Soal Tertulis — Salin ulang seluruh teks tentang harga gas industri di bawah ini tanpa mengubah satu kata pun.

Menteri Energi dan Sumber Daya Mineral (ESDM) Arifin Tasrif merespon cepat arahan Presiden Joko Widodo atas berlarutnya penyelesaian masalah harga gas industri.
Arifin membeberkan beberapa opsi yang akan dijalankan Pemerintah untuk menurunkan harga gas industri sesuai amanat Peraturan Presiden Nomor 40 Tahun 2016 tentang Penetapan Harga Gas Bumi.
“Pemerintah telah menyusun opsi untuk menurunkan harga industri tertentu sampai dengan target Maret 2020,” kata Arifin dalam Rapat Kerja dengan Komisi VII Dewan Perwakilan Rakyat (DPR) RI di Jakarta, Senin (27/1).
Biaya penyaluran, urai Arifin, menjadi komponen penentu dalam menetapkan harga gas industri. Untuk itu, Pemerintah akan memangkas biaya transmisi di sejumlah wilayah, yaitu Aceh, Sumatera Utara, Sumatera Bagian Selatan, Jawa Barat dan Jawa Timur.
Biaya transmisi ini sendiri diatur dan ditetapkan oleh Badan Pengatur Hilir Minyak dan Gas Bumi (BPH Migas) Nomor 8 Tahun 2013 tentang Penetapan Tarif Pengangkutan Gas Bumi Melalui Pipa. Selama ini, biaya transmisi berada dikisaran USD0,02 – USD1,55 MMBTU.

Bahan —
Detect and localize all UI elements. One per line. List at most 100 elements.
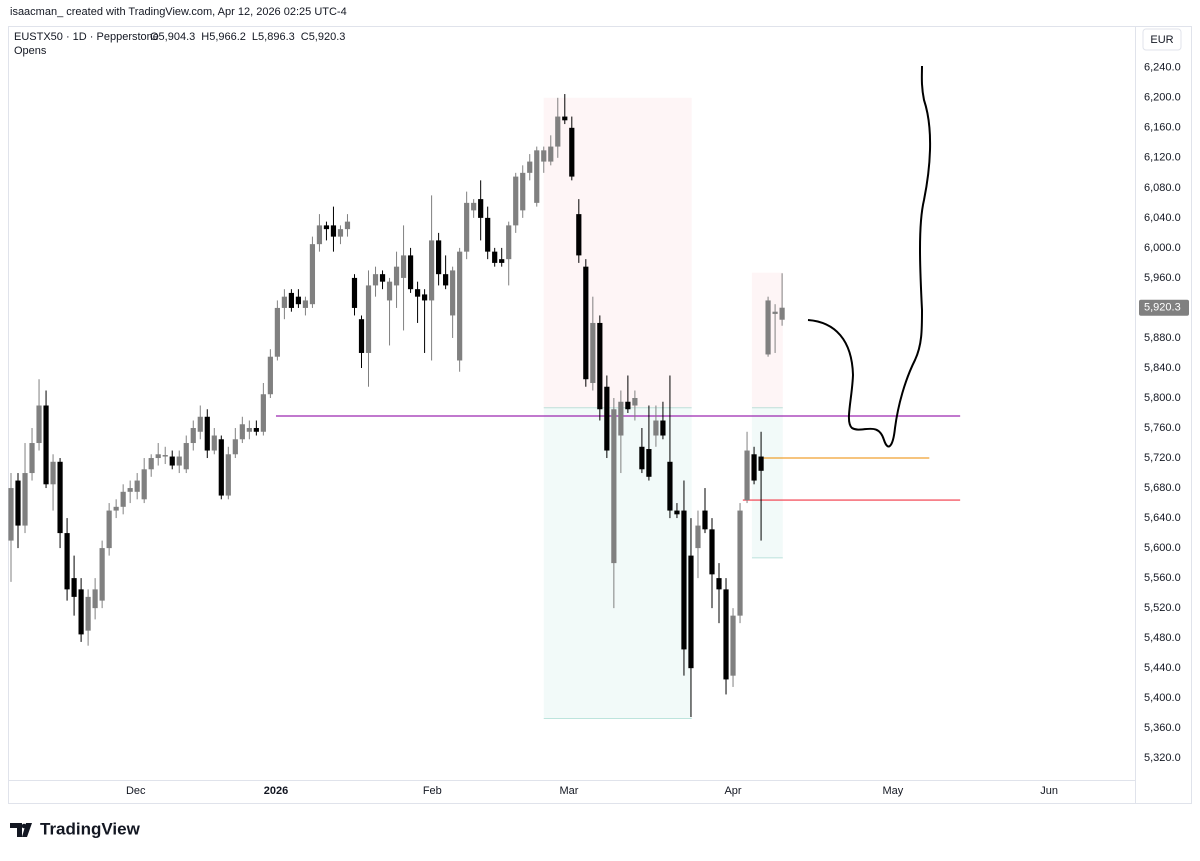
candle-body: [330, 225, 337, 237]
candle-body: [204, 416, 210, 451]
candle-body: [400, 255, 407, 278]
candle-body: [253, 428, 259, 432]
candle-body: [464, 202, 470, 252]
candle-body: [393, 266, 400, 286]
candle-body: [478, 199, 484, 218]
y-tick-label: 5,560.0: [1144, 572, 1181, 584]
ohlc-header: O5,904.3 H5,966.2 L5,896.3 C5,920.3: [150, 31, 345, 43]
candle-body: [555, 116, 561, 147]
candle-body: [8, 488, 14, 541]
candle-body: [85, 596, 91, 631]
candle-body: [569, 127, 575, 177]
candle-body: [485, 217, 491, 252]
candle-body: [155, 454, 161, 459]
candle-body: [506, 225, 512, 260]
y-tick-label: 5,800.0: [1144, 392, 1181, 404]
candle-body: [113, 506, 119, 511]
target-zone: [543, 97, 692, 408]
y-tick-label: 5,440.0: [1144, 662, 1181, 674]
candle-body: [758, 456, 764, 471]
candle-body: [674, 510, 680, 515]
candle-body: [541, 150, 547, 162]
ohlc-value: H5,966.2: [201, 31, 246, 43]
candle-body: [590, 322, 596, 383]
candle-body: [288, 292, 294, 308]
candle-body: [513, 176, 519, 226]
candle-body: [232, 439, 238, 455]
candle-body: [225, 454, 231, 496]
candle-body: [344, 221, 351, 230]
candle-body: [281, 296, 287, 308]
candle-body: [29, 443, 35, 474]
brand: TradingView: [40, 819, 141, 838]
candle-body: [99, 548, 105, 601]
candle-body: [211, 435, 217, 451]
y-tick-label: 6,080.0: [1144, 182, 1181, 194]
candle-body: [78, 589, 84, 635]
x-tick-label: Apr: [724, 785, 741, 797]
candle-body: [407, 255, 414, 290]
indicator: Opens: [14, 45, 47, 57]
candle-body: [520, 172, 526, 211]
candle-body: [50, 461, 56, 485]
candle-body: [127, 488, 133, 492]
candle-body: [527, 161, 533, 173]
candle-body: [323, 225, 330, 230]
y-tick-label: 5,480.0: [1144, 632, 1181, 644]
candle-body: [260, 394, 266, 432]
candle-body: [414, 289, 421, 297]
credit: isaacman_ created with TradingView.com, …: [10, 6, 347, 18]
candle-body: [744, 450, 750, 501]
candle-body: [583, 266, 589, 380]
y-tick-label: 5,400.0: [1144, 692, 1181, 704]
candle-body: [548, 146, 554, 162]
candle-body: [576, 214, 582, 256]
candle-body: [730, 615, 736, 676]
candle-body: [295, 296, 302, 305]
candle-body: [351, 277, 358, 308]
y-tick-label: 5,720.0: [1144, 452, 1181, 464]
candle-body: [218, 439, 224, 496]
candle-body: [141, 469, 147, 500]
candle-body: [443, 274, 449, 286]
candle-body: [534, 150, 540, 203]
plot: [8, 94, 961, 719]
candle-body: [176, 456, 182, 466]
y-tick-label: 5,360.0: [1144, 722, 1181, 734]
ohlc-value: C5,920.3: [301, 31, 346, 43]
x-tick-label: May: [882, 785, 903, 797]
candle-body: [92, 589, 98, 609]
y-tick-label: 6,040.0: [1144, 212, 1181, 224]
y-tick-label: 5,960.0: [1144, 272, 1181, 284]
candle-body: [723, 589, 729, 680]
candle-body: [737, 510, 743, 616]
candle-body: [162, 455, 168, 457]
candle-body: [457, 251, 463, 361]
candle-body: [120, 491, 126, 507]
y-tick-label: 5,840.0: [1144, 362, 1181, 374]
candle-body: [450, 270, 456, 316]
candle-body: [499, 259, 505, 263]
candle-body: [765, 300, 771, 355]
candle-body: [64, 533, 70, 590]
symbol: EUSTX50 · 1D · Pepperstone: [14, 31, 159, 43]
y-tick-label: 5,680.0: [1144, 482, 1181, 494]
candle-body: [274, 307, 280, 357]
y-tick-label: 6,000.0: [1144, 242, 1181, 254]
candle-body: [688, 555, 694, 669]
candle-body: [639, 446, 645, 470]
stop-zone: [751, 407, 783, 558]
candle-body: [751, 454, 757, 481]
candle-body: [604, 386, 610, 451]
candle-body: [372, 274, 379, 286]
candle-body: [246, 428, 252, 432]
candle-body: [316, 225, 323, 245]
currency-box[interactable]: [1142, 28, 1182, 51]
y-tick-label: 5,640.0: [1144, 512, 1181, 524]
candle-body: [709, 529, 715, 575]
candle-body: [779, 307, 785, 320]
candle-body: [653, 420, 659, 436]
candle-body: [471, 202, 477, 211]
candle-body: [429, 240, 435, 301]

Jawaban Latihan —
Menteri Energi dan Sumber Daya Mineral (ESDM) Arifin Tasrif merespon cepat arahan Presiden Joko Widodo atas berlarutnya penyelesaian masalah harga gas industri.
Arifin membeberkan beberapa opsi yang akan dijalankan Pemerintah untuk menurunkan harga gas industri sesuai amanat Peraturan Presiden Nomor 40 Tahun 2016 tentang Penetapan Harga Gas Bumi.
“Pemerintah telah menyusun opsi untuk menurunkan harga industri tertentu sampai dengan target Maret 2020,” kata Arifin dalam Rapat Kerja dengan Komisi VII Dewan Perwakilan Rakyat (DPR) RI di Jakarta, Senin (27/1).
Biaya penyaluran, urai Arifin, menjadi komponen penentu dalam menetapkan harga gas industri. Untuk itu, Pemerintah akan memangkas biaya transmisi di sejumlah wilayah, yaitu Aceh, Sumatera Utara, Sumatera Bagian Selatan, Jawa Barat dan Jawa Timur.
Biaya transmisi ini sendiri diatur dan ditetapkan oleh Badan Pengatur Hilir Minyak dan Gas Bumi (BPH Migas) Nomor 8 Tahun 2013 tentang Penetapan Tarif Pengangkutan Gas Bumi Melalui Pipa. Selama ini, biaya transmisi berada dikisaran USD0,02 – USD1,55 MMBTU.